Stored records
"""
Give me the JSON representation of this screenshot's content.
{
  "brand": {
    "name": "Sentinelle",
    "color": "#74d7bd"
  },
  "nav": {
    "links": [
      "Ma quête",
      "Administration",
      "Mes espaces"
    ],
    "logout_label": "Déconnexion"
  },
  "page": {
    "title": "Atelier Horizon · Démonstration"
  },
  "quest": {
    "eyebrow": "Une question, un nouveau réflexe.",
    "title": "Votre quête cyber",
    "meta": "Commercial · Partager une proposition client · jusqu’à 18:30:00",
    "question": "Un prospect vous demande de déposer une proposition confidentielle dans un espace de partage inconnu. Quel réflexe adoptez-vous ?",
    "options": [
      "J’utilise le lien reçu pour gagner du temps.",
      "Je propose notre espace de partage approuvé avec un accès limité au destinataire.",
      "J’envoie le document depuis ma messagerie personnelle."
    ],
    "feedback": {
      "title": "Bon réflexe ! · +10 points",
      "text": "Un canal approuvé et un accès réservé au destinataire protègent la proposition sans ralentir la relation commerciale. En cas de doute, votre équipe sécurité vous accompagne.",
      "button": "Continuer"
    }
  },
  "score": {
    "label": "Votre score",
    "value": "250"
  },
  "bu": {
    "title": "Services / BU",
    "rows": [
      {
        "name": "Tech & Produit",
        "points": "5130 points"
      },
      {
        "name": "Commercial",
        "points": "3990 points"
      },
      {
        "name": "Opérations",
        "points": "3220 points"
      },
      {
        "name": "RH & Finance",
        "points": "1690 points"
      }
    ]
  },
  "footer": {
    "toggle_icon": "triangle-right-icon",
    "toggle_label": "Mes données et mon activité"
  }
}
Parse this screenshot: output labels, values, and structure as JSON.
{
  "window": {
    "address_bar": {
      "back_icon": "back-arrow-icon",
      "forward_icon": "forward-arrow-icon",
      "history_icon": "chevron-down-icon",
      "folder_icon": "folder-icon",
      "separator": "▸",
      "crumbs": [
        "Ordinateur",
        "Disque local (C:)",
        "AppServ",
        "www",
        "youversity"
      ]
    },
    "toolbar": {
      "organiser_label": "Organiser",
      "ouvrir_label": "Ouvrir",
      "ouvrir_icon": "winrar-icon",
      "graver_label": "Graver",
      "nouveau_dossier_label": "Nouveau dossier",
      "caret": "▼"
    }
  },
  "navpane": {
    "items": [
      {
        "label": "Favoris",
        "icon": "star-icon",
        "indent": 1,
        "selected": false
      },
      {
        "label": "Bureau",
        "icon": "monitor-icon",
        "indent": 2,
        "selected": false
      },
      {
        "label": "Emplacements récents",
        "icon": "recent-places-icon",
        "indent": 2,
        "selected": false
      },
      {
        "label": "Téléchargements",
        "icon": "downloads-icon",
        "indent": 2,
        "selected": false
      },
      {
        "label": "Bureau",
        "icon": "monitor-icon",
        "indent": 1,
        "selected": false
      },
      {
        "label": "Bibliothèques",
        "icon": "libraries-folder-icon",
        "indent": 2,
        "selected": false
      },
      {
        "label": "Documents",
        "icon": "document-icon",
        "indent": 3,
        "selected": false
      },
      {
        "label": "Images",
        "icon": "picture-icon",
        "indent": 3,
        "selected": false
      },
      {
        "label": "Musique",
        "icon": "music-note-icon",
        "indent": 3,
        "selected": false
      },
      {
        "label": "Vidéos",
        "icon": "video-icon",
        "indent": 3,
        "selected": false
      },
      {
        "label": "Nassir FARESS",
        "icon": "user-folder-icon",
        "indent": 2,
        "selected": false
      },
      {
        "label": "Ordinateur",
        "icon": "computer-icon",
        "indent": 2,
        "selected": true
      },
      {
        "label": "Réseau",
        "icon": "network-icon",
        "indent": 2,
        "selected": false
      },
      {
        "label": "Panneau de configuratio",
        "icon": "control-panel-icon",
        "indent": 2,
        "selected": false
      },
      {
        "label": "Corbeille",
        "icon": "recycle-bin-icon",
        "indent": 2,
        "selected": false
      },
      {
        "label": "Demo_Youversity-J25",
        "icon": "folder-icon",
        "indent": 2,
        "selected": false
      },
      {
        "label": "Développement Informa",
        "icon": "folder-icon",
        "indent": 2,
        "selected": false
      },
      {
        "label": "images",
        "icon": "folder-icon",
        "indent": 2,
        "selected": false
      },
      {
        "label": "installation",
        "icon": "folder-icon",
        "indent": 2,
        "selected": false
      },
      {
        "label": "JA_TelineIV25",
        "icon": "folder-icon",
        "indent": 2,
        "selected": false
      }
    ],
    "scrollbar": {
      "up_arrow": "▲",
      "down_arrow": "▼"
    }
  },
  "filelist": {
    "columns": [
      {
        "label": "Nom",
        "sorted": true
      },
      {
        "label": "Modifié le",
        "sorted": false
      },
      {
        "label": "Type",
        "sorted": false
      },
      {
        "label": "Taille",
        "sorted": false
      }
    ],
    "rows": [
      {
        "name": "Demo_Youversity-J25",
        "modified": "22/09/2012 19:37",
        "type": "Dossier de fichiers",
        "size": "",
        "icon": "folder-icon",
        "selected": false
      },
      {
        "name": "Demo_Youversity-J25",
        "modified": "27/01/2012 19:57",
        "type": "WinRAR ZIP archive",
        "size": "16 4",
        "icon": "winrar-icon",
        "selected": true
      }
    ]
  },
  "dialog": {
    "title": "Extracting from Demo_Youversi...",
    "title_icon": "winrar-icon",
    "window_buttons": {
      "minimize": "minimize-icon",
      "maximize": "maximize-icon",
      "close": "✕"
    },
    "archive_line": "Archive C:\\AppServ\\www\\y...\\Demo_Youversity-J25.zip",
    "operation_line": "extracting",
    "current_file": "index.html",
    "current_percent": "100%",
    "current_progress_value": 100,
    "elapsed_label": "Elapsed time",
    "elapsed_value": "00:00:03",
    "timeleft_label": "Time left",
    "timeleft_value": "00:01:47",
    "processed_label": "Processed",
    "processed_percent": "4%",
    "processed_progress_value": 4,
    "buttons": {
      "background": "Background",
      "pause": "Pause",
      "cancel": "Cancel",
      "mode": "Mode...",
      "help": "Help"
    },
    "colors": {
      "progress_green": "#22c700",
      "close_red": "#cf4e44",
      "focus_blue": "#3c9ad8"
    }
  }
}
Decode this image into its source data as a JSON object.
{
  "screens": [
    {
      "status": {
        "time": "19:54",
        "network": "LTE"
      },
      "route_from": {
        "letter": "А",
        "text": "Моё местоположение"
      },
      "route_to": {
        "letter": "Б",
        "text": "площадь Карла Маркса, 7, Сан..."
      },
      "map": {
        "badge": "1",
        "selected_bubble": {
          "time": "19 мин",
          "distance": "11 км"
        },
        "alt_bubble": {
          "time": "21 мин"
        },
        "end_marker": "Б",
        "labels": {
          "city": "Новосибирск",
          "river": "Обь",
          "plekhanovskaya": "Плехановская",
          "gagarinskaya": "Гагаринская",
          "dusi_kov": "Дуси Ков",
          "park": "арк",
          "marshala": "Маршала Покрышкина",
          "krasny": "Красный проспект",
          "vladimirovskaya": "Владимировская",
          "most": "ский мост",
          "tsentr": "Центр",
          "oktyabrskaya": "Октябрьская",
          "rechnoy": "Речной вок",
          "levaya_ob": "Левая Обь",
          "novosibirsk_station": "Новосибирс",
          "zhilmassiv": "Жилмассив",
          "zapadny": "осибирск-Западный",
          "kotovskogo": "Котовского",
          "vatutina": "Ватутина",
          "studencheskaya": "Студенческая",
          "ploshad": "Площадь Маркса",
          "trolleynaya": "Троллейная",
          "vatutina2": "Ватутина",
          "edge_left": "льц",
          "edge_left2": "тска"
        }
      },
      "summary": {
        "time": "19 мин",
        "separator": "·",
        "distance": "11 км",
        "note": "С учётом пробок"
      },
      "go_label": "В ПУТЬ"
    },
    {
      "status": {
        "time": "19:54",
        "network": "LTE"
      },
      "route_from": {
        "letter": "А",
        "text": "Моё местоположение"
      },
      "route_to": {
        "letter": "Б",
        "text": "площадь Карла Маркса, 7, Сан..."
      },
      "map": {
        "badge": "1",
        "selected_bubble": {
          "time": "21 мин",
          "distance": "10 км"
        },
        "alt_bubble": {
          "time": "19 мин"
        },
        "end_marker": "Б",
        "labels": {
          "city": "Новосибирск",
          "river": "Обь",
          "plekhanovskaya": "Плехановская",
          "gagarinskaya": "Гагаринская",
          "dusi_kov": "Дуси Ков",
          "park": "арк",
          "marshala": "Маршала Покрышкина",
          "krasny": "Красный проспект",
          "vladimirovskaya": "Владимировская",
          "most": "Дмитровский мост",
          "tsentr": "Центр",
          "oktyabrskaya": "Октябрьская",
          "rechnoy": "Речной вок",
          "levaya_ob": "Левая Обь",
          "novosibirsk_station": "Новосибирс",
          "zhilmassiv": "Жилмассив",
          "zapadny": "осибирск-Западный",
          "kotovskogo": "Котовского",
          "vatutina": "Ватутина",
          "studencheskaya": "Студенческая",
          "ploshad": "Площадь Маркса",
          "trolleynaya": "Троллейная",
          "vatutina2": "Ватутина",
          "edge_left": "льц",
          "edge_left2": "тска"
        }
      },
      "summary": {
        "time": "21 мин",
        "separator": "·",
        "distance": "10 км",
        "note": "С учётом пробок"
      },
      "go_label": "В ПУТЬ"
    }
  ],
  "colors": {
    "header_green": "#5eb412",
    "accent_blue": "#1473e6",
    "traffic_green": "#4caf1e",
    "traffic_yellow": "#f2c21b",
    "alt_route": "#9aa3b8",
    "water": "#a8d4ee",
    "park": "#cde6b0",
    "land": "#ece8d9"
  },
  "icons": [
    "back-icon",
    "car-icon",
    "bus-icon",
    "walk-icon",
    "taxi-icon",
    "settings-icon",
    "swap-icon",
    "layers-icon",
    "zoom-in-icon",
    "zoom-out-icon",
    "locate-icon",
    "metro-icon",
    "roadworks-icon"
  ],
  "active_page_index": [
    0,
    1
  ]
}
"""
# What needs to be done
Which lines hold the word "vous"? Show each one.

# Solution
    "question": "Un prospect vous demande de déposer une proposition confidentielle dans un espace de partage inconnu. Quel réflexe adoptez-vous ?",
      "text": "Un canal approuvé et un accès réservé au destinataire protègent la proposition sans ralentir la relation commerciale. En cas de doute, votre équipe sécurité vous accompagne.",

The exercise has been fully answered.